===== Belge alıntısı =====

Hayalciler çeşit çeşit, korku yazan, fantastik yazan, gerilim yazan, bilimkurgu yazan ve bir nice alt türden bu mevzulara bulaşan sayısız insan var. O kadar çeşitliler ki ideolojileri bile farklı olsa da, buluştukları ortak alan alternatifi oluşturmaları, önceden denenmiş, bilinen yollara sapmamasıdır. Niye? Çünkü bunlar her ortamda hayal kurarlar. Hayal görmezler, hayal yaşarlar. Atıyorum kişi sol ağırlıklı düşünüyordur, bu adam tutar hayal kurmanın, kendi hayallerini kurabilmenin kendi geleceğini belirleyebilme ihtimaline takar kafayı. Yahut adam sağ ağırlıklı düşünüyordur, bir ak geyiğin gövdesine uzanıp dağların zirvesinde düşler görmeyi her şeyden daha fazla arzulayabilmektedir. Mühendistir ama tarih düşleri kurar. Sosyal bilimcidir ama zaman makinesi icat edip boyutları zamanları aşmayı hayal eder. Uzaydan zerre anlamaz ama uzaya gitmeyi düşler. Taksim Meydanında kaşarlı tost yiyordur ama asıl isteği, bir ortaçağ hanında Kara Murat’a musallat olan Bizanslılarla birlikte şarap içip geyik budu kemirmek istemektedir.

varolmayanlar
Künye bilgileri için tıklayın.

Velhasılı kelam bu adamlar ne olursa nerede olurlarsa olsunlar hayalperesttir. Hayal kurmaktan hicap duymazlar, çekinmezler. Karşıda oturan kıza rezil olmamak için tahta kılıçlarını kırıp fırıncının bahçesindeki odunların arasına atmış görünürler ama halen bellerinde o kılıçların hayaletleriyle gezerler. Hayali düşmanlarla ve yan mahalleli kılıç taşıyanlarla kapışmakla ömür geçirmiş bu hakiki savaşçılar, hışmını da hasmını da gözünden tanır, hayali kılıçlarıyla kapışırlar. Bu tahta kılıçların hayaletleri kalemlerde vücut bulur genelde, hayali düşmanlar yerine kâğıtlar üzerinde yahut klavye üzerinde dolaşır kanlı sivri ağızları.

İşte bu Varolmayanlar, bu hayalperestlerin romanıdır. Hatta sadece roman demek az kalır. Hayalperestlerin manifestosu gibi bir şeydir, satır aralarında öyle şeylerden bahseder ki tamam der hayalci bünye ve hayalci olmak isteyen bünye, bundan sonra böyle böyle yaparım, olduğu gibi devam ederim der.

=====

• Alıştırma görevleri:
1 - Hayalperestleri anlatan yazıya göre tahta kılıçların hayaletleri genellikle nerede vücut bulur?
2 - Hayalperestleri anlatan yazıyı son cümlesinden sonra devam ettirin.

===== Verilen bilgiler =====

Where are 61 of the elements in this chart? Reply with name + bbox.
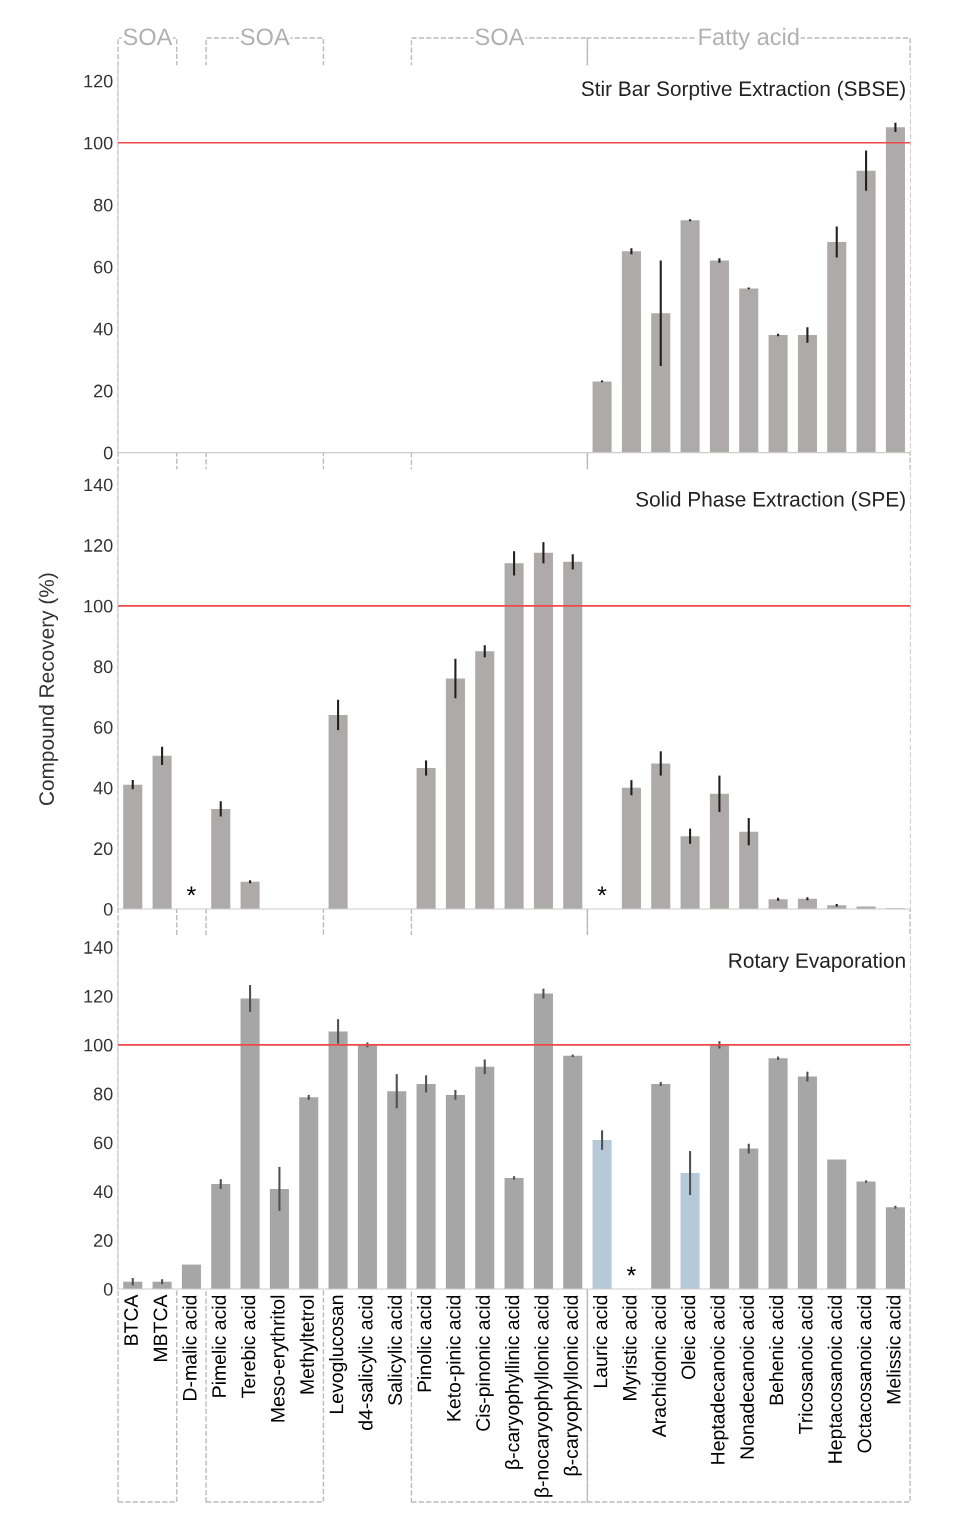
x-tick-label: Melissic acid — [886, 1295, 901, 1404]
x-tick-label: Keto-pinic acid — [446, 1295, 465, 1421]
y-tick-label: 140 — [84, 478, 113, 492]
y-tick-label: 40 — [93, 322, 113, 336]
x-tick-label: β-caryophyllonic acid — [563, 1295, 582, 1476]
x-tick-label: Levoglucosan — [329, 1295, 348, 1413]
x-tick-label: d4-salicylic acid — [358, 1295, 377, 1430]
text: SOA — [123, 28, 173, 46]
annotation: * — [597, 886, 607, 896]
y-axis-title: Compound Recovery (%) — [38, 573, 59, 806]
y-tick-label: 20 — [94, 384, 113, 398]
y-tick-label: 0 — [103, 446, 113, 460]
y-tick-label: 60 — [94, 721, 113, 734]
x-tick-label: Heptadecanoic acid — [710, 1295, 729, 1464]
y-tick-label: 0 — [103, 1282, 113, 1296]
annotation: * — [186, 886, 196, 896]
x-tick-label: Tricosanoic acid — [798, 1295, 813, 1434]
text: Solid Phase Extraction (SPE) — [636, 491, 905, 511]
x-tick-label: Nonadecanoic acid — [739, 1295, 754, 1459]
x-tick-label: MBTCA — [153, 1294, 168, 1362]
y-tick-label: 40 — [93, 1185, 113, 1199]
x-tick-label: β-caryophyllinic acid — [505, 1295, 524, 1469]
x-tick-label: Myristic acid — [622, 1295, 641, 1400]
text: Fatty acid — [699, 27, 799, 50]
x-tick-label: Octacosanoic acid — [857, 1295, 872, 1453]
x-tick-label: Pinolic acid — [417, 1295, 432, 1392]
y-tick-label: 20 — [94, 842, 113, 856]
x-tick-label: Heptacosanoic acid — [827, 1295, 846, 1463]
x-tick-label: β-nocaryophyllonic acid — [534, 1295, 553, 1497]
y-tick-label: 120 — [84, 539, 113, 552]
x-tick-label: Lauric acid — [593, 1295, 608, 1388]
y-tick-label: 80 — [93, 198, 113, 212]
y-tick-label: 100 — [84, 1038, 113, 1052]
text: Rotary Evaporation — [729, 952, 905, 973]
x-tick-label: Salicylic acid — [387, 1295, 406, 1405]
y-tick-label: 40 — [93, 781, 113, 795]
x-tick-label: Cis-pinonic acid — [475, 1295, 494, 1431]
x-tick-label: Methyltetrol — [299, 1295, 318, 1394]
x-tick-label: Behenic acid — [769, 1295, 784, 1405]
annotation: * — [626, 1266, 636, 1276]
y-tick-label: 60 — [94, 1136, 113, 1150]
y-tick-label: 80 — [93, 660, 113, 674]
y-tick-label: 120 — [84, 74, 113, 88]
x-tick-label: Meso-erythritol — [270, 1295, 289, 1422]
y-tick-label: 0 — [103, 902, 113, 916]
y-tick-label: 80 — [93, 1087, 113, 1101]
y-tick-label: 100 — [84, 599, 113, 613]
y-tick-label: 120 — [84, 989, 113, 1003]
x-tick-label: Terebic acid — [241, 1295, 256, 1398]
text: SOA — [240, 28, 290, 46]
x-tick-label: BTCA — [124, 1294, 138, 1345]
x-tick-label: Pimelic acid — [211, 1295, 226, 1397]
text: SOA — [475, 28, 525, 46]
x-tick-label: D-malic acid — [182, 1295, 197, 1400]
x-tick-label: Oleic acid — [681, 1295, 696, 1380]
y-tick-label: 100 — [84, 136, 113, 150]
x-tick-label: Arachidonic acid — [651, 1295, 666, 1438]
y-tick-label: 20 — [94, 1234, 113, 1247]
y-tick-label: 140 — [84, 941, 113, 954]
text: Stir Bar Sorptive Extraction (SBSE) — [581, 80, 905, 101]
y-tick-label: 60 — [94, 260, 113, 274]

=====

• Görevlerin yanıtları:
1 - Genellikle kalemlerde vücut bulur.

2 -
Şimdi klasik, lisede gördüğümüz şekliyle bir roman incelemesi yazacağım mazur görün ama, bunu yapmamın nedeni okuyucu adaylarının dikkatini çekmek ve onlara eseri tanıtmak olacaktır. Tarz lisevari ama sanmayın ki “Adam kadını öldürüyor. Sonra pişman oluyor. Her X okullunun okuması gereken güzel bir eser, ben sevdim,” türünden şeyler yazacağım. Hem konuya hem yazarın yazdıklarına değine değine, başlıklar halinde gideceğim ki detaylı olsun, okuyanın gözünü yorduğuna değsin, hayal gücünün kalelerinden Kayıp Rıhtım’ın 4.Kuruluş Sene-i Devriyesine yakışsın.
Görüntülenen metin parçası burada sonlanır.